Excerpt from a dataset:
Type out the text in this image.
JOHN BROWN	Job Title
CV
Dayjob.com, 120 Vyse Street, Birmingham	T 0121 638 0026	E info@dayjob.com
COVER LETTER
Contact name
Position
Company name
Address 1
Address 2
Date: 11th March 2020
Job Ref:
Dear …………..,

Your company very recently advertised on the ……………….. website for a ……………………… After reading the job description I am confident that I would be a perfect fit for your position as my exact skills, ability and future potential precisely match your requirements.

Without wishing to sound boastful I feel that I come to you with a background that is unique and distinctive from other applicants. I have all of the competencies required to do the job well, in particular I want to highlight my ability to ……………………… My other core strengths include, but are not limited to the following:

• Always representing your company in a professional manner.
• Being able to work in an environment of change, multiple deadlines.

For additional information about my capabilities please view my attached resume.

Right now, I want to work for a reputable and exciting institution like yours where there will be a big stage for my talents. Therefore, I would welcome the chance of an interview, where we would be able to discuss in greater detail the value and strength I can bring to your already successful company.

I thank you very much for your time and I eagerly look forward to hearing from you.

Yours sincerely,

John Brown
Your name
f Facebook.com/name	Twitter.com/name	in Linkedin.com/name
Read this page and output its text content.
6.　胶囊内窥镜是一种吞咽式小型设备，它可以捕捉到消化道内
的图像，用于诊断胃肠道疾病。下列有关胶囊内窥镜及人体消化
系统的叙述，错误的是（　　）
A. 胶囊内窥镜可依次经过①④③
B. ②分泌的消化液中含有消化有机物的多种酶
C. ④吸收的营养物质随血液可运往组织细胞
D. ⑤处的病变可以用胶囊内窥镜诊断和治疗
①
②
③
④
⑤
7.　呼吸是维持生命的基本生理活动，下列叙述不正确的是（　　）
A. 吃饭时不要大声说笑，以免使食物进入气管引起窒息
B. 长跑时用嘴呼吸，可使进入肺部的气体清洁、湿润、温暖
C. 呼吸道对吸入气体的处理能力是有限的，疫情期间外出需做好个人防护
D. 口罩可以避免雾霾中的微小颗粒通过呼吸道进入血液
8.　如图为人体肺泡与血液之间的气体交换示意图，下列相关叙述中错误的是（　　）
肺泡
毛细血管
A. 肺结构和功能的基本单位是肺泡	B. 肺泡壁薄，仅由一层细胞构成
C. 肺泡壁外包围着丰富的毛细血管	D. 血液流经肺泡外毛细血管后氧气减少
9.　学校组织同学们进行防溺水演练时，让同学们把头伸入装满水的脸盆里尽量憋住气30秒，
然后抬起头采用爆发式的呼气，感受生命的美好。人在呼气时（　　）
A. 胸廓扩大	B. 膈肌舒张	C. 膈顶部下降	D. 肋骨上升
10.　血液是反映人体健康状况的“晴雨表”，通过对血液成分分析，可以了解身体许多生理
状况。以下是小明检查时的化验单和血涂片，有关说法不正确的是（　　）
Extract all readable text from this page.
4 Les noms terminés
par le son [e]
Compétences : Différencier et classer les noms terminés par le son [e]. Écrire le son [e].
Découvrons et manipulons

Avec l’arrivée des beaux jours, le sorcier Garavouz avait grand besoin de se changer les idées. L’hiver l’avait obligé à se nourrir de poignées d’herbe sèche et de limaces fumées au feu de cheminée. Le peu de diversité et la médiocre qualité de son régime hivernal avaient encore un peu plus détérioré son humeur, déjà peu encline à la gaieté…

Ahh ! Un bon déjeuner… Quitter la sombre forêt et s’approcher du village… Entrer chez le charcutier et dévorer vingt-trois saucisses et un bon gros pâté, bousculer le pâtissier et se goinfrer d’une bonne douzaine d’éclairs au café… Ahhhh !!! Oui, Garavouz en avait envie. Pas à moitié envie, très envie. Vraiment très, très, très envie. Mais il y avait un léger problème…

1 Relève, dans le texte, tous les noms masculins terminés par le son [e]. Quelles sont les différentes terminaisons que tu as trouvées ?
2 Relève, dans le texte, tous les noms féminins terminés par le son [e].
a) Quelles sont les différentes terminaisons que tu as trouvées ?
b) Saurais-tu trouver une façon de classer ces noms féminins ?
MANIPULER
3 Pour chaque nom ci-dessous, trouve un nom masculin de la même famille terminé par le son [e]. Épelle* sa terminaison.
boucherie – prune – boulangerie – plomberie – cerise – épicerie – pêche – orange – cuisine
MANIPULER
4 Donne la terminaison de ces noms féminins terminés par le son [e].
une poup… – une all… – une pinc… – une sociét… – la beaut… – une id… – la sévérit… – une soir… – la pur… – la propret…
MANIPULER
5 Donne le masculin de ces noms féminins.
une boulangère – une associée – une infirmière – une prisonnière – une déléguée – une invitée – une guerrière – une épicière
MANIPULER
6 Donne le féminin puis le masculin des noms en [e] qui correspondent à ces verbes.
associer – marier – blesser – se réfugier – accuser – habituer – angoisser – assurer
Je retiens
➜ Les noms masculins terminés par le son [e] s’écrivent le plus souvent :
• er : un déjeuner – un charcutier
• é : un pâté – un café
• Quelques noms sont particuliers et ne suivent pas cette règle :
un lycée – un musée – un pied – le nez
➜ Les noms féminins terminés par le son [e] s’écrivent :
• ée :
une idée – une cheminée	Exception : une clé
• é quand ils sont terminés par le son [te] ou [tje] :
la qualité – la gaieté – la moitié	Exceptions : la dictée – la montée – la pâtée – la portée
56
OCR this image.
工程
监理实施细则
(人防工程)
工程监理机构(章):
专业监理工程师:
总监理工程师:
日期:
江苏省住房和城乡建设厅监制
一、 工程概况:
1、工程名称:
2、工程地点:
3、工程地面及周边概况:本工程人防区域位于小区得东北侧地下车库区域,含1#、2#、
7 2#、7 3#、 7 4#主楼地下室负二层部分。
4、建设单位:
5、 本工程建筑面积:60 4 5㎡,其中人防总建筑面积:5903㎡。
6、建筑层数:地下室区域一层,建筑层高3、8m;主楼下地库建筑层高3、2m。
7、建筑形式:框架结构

EXERCISE REQUIREMENTS: Copy each line from the data above that includes "Quelles".

RESULT:
1 Relève, dans le texte, tous les noms masculins terminés par le son [e]. Quelles sont les différentes terminaisons que tu as trouvées ?
a) Quelles sont les différentes terminaisons que tu as trouvées ?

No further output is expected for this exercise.